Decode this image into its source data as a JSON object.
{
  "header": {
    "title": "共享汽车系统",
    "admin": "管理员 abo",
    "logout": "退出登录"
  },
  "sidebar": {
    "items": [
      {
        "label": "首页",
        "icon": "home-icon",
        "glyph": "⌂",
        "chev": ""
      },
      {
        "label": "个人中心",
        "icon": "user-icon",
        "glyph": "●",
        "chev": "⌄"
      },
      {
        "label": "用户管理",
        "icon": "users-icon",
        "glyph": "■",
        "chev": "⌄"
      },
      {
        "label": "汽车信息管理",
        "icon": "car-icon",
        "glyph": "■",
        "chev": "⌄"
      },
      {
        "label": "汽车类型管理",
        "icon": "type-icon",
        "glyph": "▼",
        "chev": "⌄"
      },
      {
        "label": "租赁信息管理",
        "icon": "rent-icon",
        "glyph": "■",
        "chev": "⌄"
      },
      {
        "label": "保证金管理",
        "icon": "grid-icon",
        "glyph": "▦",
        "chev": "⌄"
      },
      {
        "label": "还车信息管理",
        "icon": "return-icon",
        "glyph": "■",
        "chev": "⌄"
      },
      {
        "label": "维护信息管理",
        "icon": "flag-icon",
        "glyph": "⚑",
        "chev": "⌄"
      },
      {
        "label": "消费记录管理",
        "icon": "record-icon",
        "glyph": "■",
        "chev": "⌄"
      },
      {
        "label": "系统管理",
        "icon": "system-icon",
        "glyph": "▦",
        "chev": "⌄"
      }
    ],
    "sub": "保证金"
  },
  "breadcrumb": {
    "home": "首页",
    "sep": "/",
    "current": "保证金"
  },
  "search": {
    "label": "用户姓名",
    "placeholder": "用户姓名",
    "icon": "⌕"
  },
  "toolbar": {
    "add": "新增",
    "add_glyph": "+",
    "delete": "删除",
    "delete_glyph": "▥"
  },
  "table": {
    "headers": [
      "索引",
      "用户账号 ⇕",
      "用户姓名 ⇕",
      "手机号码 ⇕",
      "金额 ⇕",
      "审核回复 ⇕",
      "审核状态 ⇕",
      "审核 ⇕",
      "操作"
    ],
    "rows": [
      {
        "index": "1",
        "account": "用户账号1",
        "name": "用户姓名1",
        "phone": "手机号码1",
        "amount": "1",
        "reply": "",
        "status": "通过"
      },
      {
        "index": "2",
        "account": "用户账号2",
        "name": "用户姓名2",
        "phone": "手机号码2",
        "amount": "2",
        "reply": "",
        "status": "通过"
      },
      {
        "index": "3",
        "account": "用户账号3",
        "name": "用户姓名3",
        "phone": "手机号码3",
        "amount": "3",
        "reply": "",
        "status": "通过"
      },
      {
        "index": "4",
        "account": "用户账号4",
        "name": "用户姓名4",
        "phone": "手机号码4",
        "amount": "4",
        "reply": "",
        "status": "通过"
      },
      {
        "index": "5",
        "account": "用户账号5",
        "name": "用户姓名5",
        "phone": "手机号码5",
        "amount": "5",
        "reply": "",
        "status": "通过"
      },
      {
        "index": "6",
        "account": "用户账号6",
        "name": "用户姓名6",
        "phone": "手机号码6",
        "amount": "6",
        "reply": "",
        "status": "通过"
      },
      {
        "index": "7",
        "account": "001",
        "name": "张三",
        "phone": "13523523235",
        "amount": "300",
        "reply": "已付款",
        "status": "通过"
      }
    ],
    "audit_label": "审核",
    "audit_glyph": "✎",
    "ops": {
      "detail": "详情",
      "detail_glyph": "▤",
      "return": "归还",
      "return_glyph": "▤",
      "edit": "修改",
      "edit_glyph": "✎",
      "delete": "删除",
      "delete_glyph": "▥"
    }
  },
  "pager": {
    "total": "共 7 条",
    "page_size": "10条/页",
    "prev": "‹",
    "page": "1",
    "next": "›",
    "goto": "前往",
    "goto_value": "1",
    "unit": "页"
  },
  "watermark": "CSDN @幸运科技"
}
::::::
### [To be done]
Word for word, quote all of the data above.

### [Result for this task]
Decode this image into its source data as a JSON object.
{
  "header": {
    "title": "共享汽车系统",
    "admin": "管理员 abo",
    "logout": "退出登录"
  },
  "sidebar": {
    "items": [
      {
        "label": "首页",
        "icon": "home-icon",
        "glyph": "⌂",
        "chev": ""
      },
      {
        "label": "个人中心",
        "icon": "user-icon",
        "glyph": "●",
        "chev": "⌄"
      },
      {
        "label": "用户管理",
        "icon": "users-icon",
        "glyph": "■",
        "chev": "⌄"
      },
      {
        "label": "汽车信息管理",
        "icon": "car-icon",
        "glyph": "■",
        "chev": "⌄"
      },
      {
        "label": "汽车类型管理",
        "icon": "type-icon",
        "glyph": "▼",
        "chev": "⌄"
      },
      {
        "label": "租赁信息管理",
        "icon": "rent-icon",
        "glyph": "■",
        "chev": "⌄"
      },
      {
        "label": "保证金管理",
        "icon": "grid-icon",
        "glyph": "▦",
        "chev": "⌄"
      },
      {
        "label": "还车信息管理",
        "icon": "return-icon",
        "glyph": "■",
        "chev": "⌄"
      },
      {
        "label": "维护信息管理",
        "icon": "flag-icon",
        "glyph": "⚑",
        "chev": "⌄"
      },
      {
        "label": "消费记录管理",
        "icon": "record-icon",
        "glyph": "■",
        "chev": "⌄"
      },
      {
        "label": "系统管理",
        "icon": "system-icon",
        "glyph": "▦",
        "chev": "⌄"
      }
    ],
    "sub": "保证金"
  },
  "breadcrumb": {
    "home": "首页",
    "sep": "/",
    "current": "保证金"
  },
  "search": {
    "label": "用户姓名",
    "placeholder": "用户姓名",
    "icon": "⌕"
  },
  "toolbar": {
    "add": "新增",
    "add_glyph": "+",
    "delete": "删除",
    "delete_glyph": "▥"
  },
  "table": {
    "headers": [
      "索引",
      "用户账号 ⇕",
      "用户姓名 ⇕",
      "手机号码 ⇕",
      "金额 ⇕",
      "审核回复 ⇕",
      "审核状态 ⇕",
      "审核 ⇕",
      "操作"
    ],
    "rows": [
      {
        "index": "1",
        "account": "用户账号1",
        "name": "用户姓名1",
        "phone": "手机号码1",
        "amount": "1",
        "reply": "",
        "status": "通过"
      },
      {
        "index": "2",
        "account": "用户账号2",
        "name": "用户姓名2",
        "phone": "手机号码2",
        "amount": "2",
        "reply": "",
        "status": "通过"
      },
      {
        "index": "3",
        "account": "用户账号3",
        "name": "用户姓名3",
        "phone": "手机号码3",
        "amount": "3",
        "reply": "",
        "status": "通过"
      },
      {
        "index": "4",
        "account": "用户账号4",
        "name": "用户姓名4",
        "phone": "手机号码4",
        "amount": "4",
        "reply": "",
        "status": "通过"
      },
      {
        "index": "5",
        "account": "用户账号5",
        "name": "用户姓名5",
        "phone": "手机号码5",
        "amount": "5",
        "reply": "",
        "status": "通过"
      },
      {
        "index": "6",
        "account": "用户账号6",
        "name": "用户姓名6",
        "phone": "手机号码6",
        "amount": "6",
        "reply": "",
        "status": "通过"
      },
      {
        "index": "7",
        "account": "001",
        "name": "张三",
        "phone": "13523523235",
        "amount": "300",
        "reply": "已付款",
        "status": "通过"
      }
    ],
    "audit_label": "审核",
    "audit_glyph": "✎",
    "ops": {
      "detail": "详情",
      "detail_glyph": "▤",
      "return": "归还",
      "return_glyph": "▤",
      "edit": "修改",
      "edit_glyph": "✎",
      "delete": "删除",
      "delete_glyph": "▥"
    }
  },
  "pager": {
    "total": "共 7 条",
    "page_size": "10条/页",
    "prev": "‹",
    "page": "1",
    "next": "›",
    "goto": "前往",
    "goto_value": "1",
    "unit": "页"
  },
  "watermark": "CSDN @幸运科技"
}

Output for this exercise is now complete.